— Start of Data for processing —

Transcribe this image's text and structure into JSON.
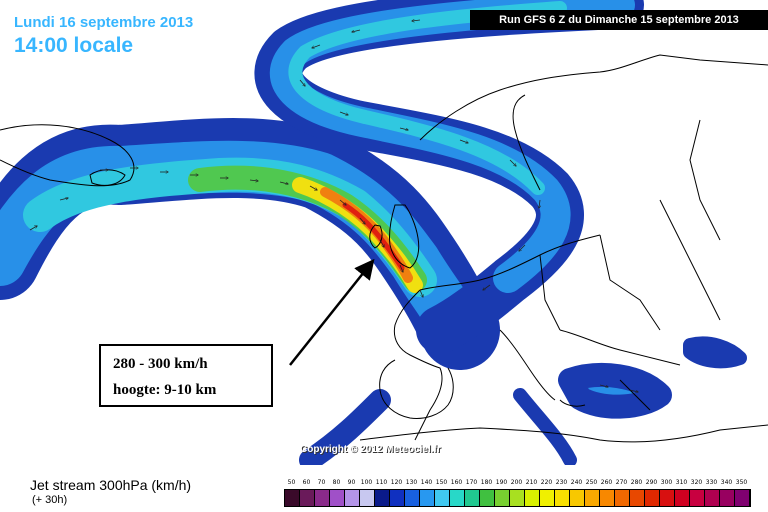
{
  "header": {
    "date_label": "Lundi 16 septembre 2013",
    "time_label": "14:00 locale",
    "run_label": "Run GFS 6 Z du Dimanche 15 septembre 2013"
  },
  "annotation": {
    "line1": "280 - 300 km/h",
    "line2": "hoogte: 9-10 km"
  },
  "copyright": "Copyright © 2012 Meteociel.fr",
  "legend": {
    "title": "Jet stream 300hPa (km/h)",
    "subtitle": "(+ 30h)",
    "scale_values": [
      "50",
      "60",
      "70",
      "80",
      "90",
      "100",
      "110",
      "120",
      "130",
      "140",
      "150",
      "160",
      "170",
      "180",
      "190",
      "200",
      "210",
      "220",
      "230",
      "240",
      "250",
      "260",
      "270",
      "280",
      "290",
      "300",
      "310",
      "320",
      "330",
      "340",
      "350"
    ],
    "scale_colors": [
      "#3a0a2a",
      "#6a1a5a",
      "#8a2a8a",
      "#a050c8",
      "#b494e8",
      "#c8c8f0",
      "#0a1a8a",
      "#1030c0",
      "#1860e0",
      "#2898f0",
      "#40c8f0",
      "#28d8c8",
      "#20c890",
      "#40c040",
      "#78d030",
      "#a8e020",
      "#d8f000",
      "#f0f000",
      "#f8e000",
      "#f8c800",
      "#f8a800",
      "#f88800",
      "#f06800",
      "#e84800",
      "#e02800",
      "#d81010",
      "#d00020",
      "#c80040",
      "#b00050",
      "#980060",
      "#800070"
    ]
  },
  "map": {
    "colors": {
      "sea": "#ffffff",
      "land_line": "#000000",
      "jet_outer": "#1a3ab0",
      "jet_mid": "#2890e8",
      "jet_cyan": "#30c8e0",
      "jet_green": "#50c850",
      "jet_yellow": "#f0e010",
      "jet_orange": "#f08010",
      "jet_red": "#e02010"
    }
  }
}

— End of Data for processing —

**Task goal**
All the lines above are to be given again exactly as they read, with the pictures removed.

**Full response**
Transcribe this image's text and structure into JSON.
{
  "header": {
    "date_label": "Lundi 16 septembre 2013",
    "time_label": "14:00 locale",
    "run_label": "Run GFS 6 Z du Dimanche 15 septembre 2013"
  },
  "annotation": {
    "line1": "280 - 300 km/h",
    "line2": "hoogte: 9-10 km"
  },
  "copyright": "Copyright © 2012 Meteociel.fr",
  "legend": {
    "title": "Jet stream 300hPa (km/h)",
    "subtitle": "(+ 30h)",
    "scale_values": [
      "50",
      "60",
      "70",
      "80",
      "90",
      "100",
      "110",
      "120",
      "130",
      "140",
      "150",
      "160",
      "170",
      "180",
      "190",
      "200",
      "210",
      "220",
      "230",
      "240",
      "250",
      "260",
      "270",
      "280",
      "290",
      "300",
      "310",
      "320",
      "330",
      "340",
      "350"
    ],
    "scale_colors": [
      "#3a0a2a",
      "#6a1a5a",
      "#8a2a8a",
      "#a050c8",
      "#b494e8",
      "#c8c8f0",
      "#0a1a8a",
      "#1030c0",
      "#1860e0",
      "#2898f0",
      "#40c8f0",
      "#28d8c8",
      "#20c890",
      "#40c040",
      "#78d030",
      "#a8e020",
      "#d8f000",
      "#f0f000",
      "#f8e000",
      "#f8c800",
      "#f8a800",
      "#f88800",
      "#f06800",
      "#e84800",
      "#e02800",
      "#d81010",
      "#d00020",
      "#c80040",
      "#b00050",
      "#980060",
      "#800070"
    ]
  },
  "map": {
    "colors": {
      "sea": "#ffffff",
      "land_line": "#000000",
      "jet_outer": "#1a3ab0",
      "jet_mid": "#2890e8",
      "jet_cyan": "#30c8e0",
      "jet_green": "#50c850",
      "jet_yellow": "#f0e010",
      "jet_orange": "#f08010",
      "jet_red": "#e02010"
    }
  }
}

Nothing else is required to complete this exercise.